## Start Quoted passage

Soon Cap decided he couldn't both make money and raise a daughter all by himself. So Lady Bird's upbringing fell to her mother's sister, Aunt Effie, who moved from Alabama to Texas. Under Effie's strict discipline, Lady Bird read prodigiously, plowed through Ben-Hur when she was eight, memorized poems that she can still recite today. But the dainty spinster aunt could never really fill a mother's role. Says Lady Bird now: "She opened my spirit to beauty, but she neglected to give me any insight into the practical matters a girl should know about, such as how to dress or choose one's friends or learning to dance." In her early teen years, Lady Bird was a wallflower.

Mrs. Naomi Bell of Marshall, a schoolmate of Lady Bird's, says, "Bird wasn't accepted into our clique. There were 18 of us girls, and we couldn't get Claudia to cooperate on anything. She didn't date at all. To get her to go to the high school graduation banquet, my fiancé took Bird as his date and I went with another boy. She didn't like to be called Lady Bird, so we'd call her Bird to get her little temper going. My mother would call her Cat. She'd say, 'All right, pull your claws in, Cat.' And when the rest of the gang was in the house. Bird would sneak in the back door and talk to my mother. She was a chatterbox. But she was timid. When she'd get in a crowd, she'd clam up."

## End Quoted passage

Directions.
**A.** For the passage on Lady Bird's upbringing, decide whether each statement agrees with it, answering yes or no and quoting the words that decide it: (i) Aunt Effie moved from Alabama to Texas; (ii) Lady Bird read Ben-Hur at age twelve; (iii) Naomi Bell's mother called Lady Bird "Cat."
**B.** According to Naomi Bell in the passage on Lady Bird's upbringing, how many girls were in the clique?
**C.** Carry on the passage about Lady Bird's upbringing from the point where it stops.
The records that come next are taken from a different source than the passage.

## Start Listed records

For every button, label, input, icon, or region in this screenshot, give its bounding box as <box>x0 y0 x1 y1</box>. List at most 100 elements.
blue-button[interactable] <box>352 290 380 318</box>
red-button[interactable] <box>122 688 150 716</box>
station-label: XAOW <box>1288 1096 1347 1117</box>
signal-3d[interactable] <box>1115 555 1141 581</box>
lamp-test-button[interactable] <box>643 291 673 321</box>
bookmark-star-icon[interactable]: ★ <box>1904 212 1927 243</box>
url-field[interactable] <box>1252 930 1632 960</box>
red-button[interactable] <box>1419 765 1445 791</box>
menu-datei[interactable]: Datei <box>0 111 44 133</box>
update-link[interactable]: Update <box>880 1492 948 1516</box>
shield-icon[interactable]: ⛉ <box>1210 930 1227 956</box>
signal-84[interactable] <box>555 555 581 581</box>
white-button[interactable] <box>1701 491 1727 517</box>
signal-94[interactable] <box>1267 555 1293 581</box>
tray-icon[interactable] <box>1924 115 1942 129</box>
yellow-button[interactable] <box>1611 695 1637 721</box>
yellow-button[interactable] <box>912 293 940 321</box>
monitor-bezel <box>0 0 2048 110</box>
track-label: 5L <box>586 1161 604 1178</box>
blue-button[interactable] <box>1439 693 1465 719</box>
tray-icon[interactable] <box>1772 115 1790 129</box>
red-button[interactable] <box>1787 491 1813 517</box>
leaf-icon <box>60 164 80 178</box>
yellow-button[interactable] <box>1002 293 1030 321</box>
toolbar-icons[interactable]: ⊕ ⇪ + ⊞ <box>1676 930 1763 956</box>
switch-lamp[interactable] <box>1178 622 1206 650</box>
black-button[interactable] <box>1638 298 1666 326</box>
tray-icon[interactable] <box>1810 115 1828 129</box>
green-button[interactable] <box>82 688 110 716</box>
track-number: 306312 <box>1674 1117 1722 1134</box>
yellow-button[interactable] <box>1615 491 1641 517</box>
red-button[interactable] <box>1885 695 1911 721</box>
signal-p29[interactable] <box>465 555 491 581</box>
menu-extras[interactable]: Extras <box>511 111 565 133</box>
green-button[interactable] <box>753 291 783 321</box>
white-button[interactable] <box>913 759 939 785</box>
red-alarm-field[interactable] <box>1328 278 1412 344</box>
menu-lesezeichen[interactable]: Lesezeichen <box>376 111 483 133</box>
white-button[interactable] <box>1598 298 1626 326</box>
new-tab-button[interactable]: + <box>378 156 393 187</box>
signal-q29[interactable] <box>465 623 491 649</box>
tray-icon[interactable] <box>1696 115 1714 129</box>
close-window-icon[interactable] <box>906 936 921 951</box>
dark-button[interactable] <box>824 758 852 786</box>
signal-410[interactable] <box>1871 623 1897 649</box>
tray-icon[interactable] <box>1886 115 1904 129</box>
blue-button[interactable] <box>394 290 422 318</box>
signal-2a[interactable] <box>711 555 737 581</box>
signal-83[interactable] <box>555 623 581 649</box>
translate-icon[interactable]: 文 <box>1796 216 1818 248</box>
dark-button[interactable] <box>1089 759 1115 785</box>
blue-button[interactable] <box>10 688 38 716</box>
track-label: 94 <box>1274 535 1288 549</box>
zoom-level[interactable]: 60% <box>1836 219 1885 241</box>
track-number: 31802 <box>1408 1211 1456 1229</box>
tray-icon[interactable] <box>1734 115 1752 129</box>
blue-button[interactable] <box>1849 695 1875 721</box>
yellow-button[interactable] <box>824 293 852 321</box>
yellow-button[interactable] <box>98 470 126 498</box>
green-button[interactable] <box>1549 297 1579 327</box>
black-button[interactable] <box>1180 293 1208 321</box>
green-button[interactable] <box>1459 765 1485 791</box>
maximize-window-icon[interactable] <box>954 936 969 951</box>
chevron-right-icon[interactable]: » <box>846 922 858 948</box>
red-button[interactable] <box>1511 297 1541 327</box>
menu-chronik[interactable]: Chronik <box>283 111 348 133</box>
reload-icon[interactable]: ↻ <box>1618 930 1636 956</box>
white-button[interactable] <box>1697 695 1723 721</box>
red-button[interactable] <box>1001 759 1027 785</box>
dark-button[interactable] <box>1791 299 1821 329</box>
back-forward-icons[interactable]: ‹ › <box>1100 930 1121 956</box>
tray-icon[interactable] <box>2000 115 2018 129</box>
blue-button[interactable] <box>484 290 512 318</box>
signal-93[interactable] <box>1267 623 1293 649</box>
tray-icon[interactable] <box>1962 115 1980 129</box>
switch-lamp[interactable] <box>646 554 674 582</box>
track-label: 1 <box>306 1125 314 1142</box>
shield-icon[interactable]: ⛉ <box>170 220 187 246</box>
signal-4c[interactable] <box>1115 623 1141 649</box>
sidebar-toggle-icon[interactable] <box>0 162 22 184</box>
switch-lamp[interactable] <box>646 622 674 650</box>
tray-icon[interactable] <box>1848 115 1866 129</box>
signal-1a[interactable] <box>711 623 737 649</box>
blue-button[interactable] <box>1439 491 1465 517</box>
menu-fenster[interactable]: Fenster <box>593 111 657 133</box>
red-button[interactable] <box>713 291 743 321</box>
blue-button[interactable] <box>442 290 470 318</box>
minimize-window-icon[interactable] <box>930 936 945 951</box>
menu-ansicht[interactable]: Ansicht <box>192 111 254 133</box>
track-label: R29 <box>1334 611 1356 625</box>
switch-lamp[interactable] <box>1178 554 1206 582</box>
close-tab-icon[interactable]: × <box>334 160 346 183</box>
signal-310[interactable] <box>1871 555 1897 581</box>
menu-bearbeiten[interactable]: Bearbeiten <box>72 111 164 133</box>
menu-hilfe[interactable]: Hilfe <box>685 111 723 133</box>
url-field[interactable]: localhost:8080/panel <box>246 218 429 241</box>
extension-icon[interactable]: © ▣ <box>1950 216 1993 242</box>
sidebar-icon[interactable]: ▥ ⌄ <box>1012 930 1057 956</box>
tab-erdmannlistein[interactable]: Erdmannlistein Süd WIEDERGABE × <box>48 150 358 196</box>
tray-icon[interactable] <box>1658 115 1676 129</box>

## End Listed records

Task responses.
**A.**
(i) Yes: "Aunt Effie, who moved from Alabama to Texas"
(ii) No: "plowed through Ben-Hur when she was eight"
(iii) Yes: "My mother would call her Cat."

**B.** There were 18 girls in the clique.

**C.**
Boys v. a Man. At the University of Texas in Austin, Lady Bird had a Nei-man-Marcus charge account and unlimited use of Cap Taylor's checking account. But. as Eugenia Lassater recalls, she was "stingy." She still wore Aunt Effie's old coat around campus. But her social life picked up a little. She learned to dance the Louisiana Stomp and acquired at least a sipping acquaintance with bootleg cherry wine. When she graduated in 1934, she had degrees in liberal arts and journalism.

It was at about this time that she met gangling, rawboned Lyndon Johnson, 26, who was down from his Washington job as secretary to Texas Democratic Congressman Richard Kleberg, a member of the famous King Ranch family.

For a first date, Lyndon and Lady Bird breakfasted at the Driskill Hotel. Lyndon was a fast worker. Says Lady Bird: "He told me all sorts of things that I thought were extraordinarily direct for a first conversation—his salary as secretary to a Congressman, how much insurance he had, his ambitions, about all the members of his family."